[Dataset rows]
★ ★ ★ ★ ★ ★ ★

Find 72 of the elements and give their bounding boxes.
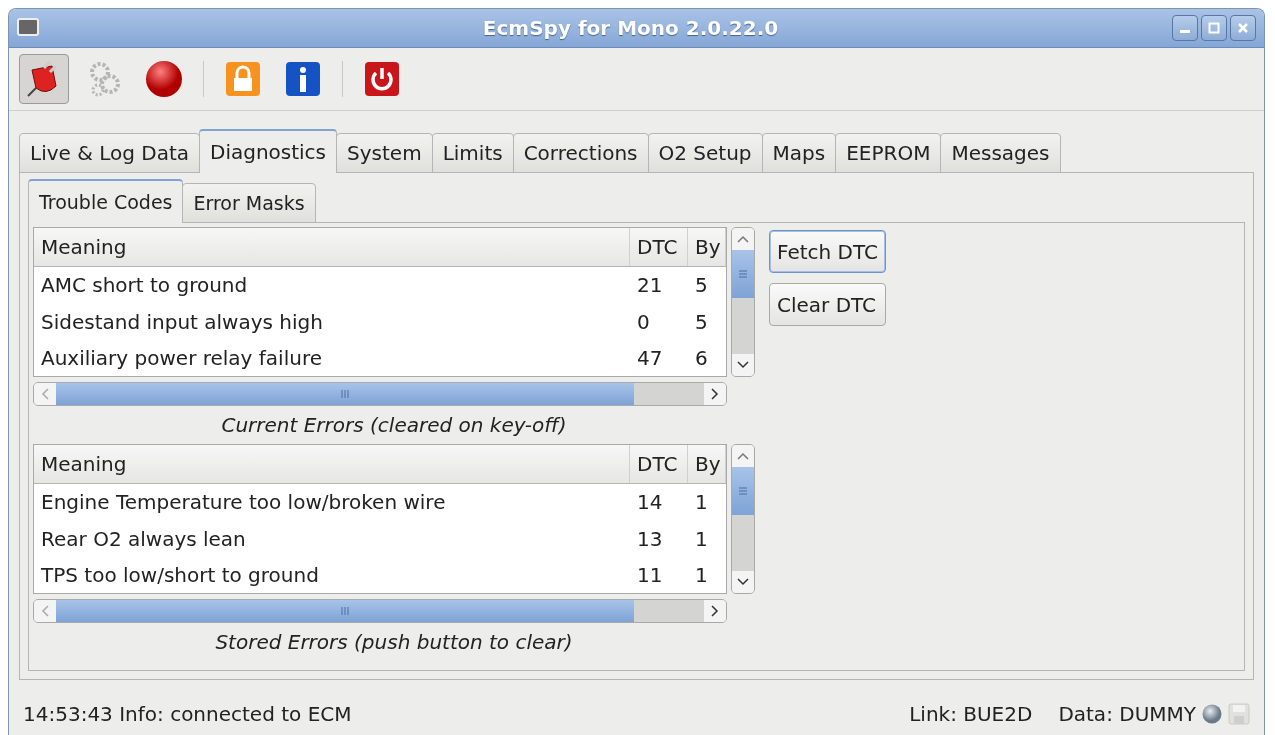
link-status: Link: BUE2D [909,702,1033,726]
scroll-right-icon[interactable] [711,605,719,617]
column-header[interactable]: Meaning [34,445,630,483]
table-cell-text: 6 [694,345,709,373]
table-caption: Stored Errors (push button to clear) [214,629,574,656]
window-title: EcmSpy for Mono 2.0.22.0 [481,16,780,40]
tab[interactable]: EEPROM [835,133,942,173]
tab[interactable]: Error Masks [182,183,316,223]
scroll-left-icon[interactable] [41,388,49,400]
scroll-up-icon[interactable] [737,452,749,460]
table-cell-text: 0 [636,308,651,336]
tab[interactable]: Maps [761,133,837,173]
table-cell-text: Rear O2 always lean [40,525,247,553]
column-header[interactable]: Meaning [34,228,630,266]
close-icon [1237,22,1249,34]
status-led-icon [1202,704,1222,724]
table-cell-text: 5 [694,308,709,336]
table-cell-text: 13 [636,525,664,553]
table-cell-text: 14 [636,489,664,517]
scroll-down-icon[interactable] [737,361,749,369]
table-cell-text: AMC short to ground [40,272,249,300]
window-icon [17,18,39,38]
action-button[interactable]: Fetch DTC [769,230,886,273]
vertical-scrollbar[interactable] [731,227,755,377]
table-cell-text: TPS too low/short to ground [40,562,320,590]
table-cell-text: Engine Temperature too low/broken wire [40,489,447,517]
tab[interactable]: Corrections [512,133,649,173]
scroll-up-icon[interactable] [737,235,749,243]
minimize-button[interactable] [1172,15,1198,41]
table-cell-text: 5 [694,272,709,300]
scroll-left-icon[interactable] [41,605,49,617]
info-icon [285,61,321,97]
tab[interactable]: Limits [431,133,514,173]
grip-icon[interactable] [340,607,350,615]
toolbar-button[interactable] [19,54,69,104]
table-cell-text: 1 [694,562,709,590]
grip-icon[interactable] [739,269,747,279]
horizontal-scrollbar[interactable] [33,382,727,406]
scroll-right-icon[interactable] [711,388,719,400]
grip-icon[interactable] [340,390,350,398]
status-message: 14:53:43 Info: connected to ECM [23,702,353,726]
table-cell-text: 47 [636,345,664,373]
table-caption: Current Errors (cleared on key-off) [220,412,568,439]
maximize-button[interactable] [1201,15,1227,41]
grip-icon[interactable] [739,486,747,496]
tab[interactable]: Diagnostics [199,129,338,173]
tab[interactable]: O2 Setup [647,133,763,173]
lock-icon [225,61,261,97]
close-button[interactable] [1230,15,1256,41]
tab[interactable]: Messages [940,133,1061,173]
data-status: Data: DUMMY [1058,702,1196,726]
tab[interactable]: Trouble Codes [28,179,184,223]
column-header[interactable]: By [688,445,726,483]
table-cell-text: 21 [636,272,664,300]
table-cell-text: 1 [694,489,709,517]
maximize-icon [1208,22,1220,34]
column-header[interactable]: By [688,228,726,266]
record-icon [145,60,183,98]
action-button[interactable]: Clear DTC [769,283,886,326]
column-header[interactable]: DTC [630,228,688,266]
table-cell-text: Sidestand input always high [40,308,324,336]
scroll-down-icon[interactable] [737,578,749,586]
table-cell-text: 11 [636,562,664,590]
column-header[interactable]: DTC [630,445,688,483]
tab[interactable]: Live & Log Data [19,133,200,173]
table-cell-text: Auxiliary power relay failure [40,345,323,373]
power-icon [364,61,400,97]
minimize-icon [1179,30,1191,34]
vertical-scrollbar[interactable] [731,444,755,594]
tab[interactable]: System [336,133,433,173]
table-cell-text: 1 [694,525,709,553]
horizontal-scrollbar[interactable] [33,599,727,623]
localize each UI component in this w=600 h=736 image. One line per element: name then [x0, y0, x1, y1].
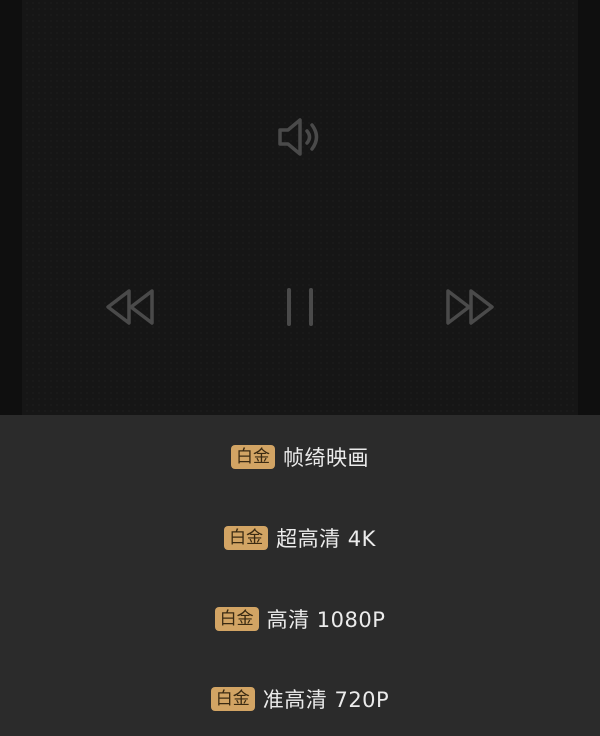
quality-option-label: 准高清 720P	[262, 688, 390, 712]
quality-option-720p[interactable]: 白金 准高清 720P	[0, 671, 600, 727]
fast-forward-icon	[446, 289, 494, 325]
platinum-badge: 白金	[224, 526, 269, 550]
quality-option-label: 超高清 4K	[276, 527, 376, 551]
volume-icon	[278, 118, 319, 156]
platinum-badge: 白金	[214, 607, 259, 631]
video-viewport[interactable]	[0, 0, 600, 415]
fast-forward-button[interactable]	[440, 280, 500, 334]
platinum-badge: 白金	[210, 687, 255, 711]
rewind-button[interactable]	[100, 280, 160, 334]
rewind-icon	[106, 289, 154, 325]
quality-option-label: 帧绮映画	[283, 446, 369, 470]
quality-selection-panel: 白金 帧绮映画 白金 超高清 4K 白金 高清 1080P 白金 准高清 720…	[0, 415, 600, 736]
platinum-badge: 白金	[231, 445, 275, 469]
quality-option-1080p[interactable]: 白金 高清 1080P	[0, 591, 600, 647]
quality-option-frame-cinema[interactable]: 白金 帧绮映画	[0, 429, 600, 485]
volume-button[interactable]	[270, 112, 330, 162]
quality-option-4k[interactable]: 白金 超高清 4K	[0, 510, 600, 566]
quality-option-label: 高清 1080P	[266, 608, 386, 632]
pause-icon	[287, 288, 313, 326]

★ ★ ★ ★ ★ ★ ★

[The exercise] Could you swap "Meaning" for "Description" in the stretch of items from the line containing "link-status: Link: BUE2D [909,702,1033,726]" through the line containing "tab[interactable]: Error Masks", and give back only those lines with nothing else changed?

[Written solution]
link-status: Link: BUE2D [909,702,1033,726]
scroll-right-icon[interactable] [711,605,719,617]
column-header[interactable]: Description [34,445,630,483]
table-cell-text: 6 [694,345,709,373]
table-caption: Stored Errors (push button to clear) [214,629,574,656]
window-title: EcmSpy for Mono 2.0.22.0 [481,16,780,40]
tab[interactable]: EEPROM [835,133,942,173]
tab[interactable]: Error Masks [182,183,316,223]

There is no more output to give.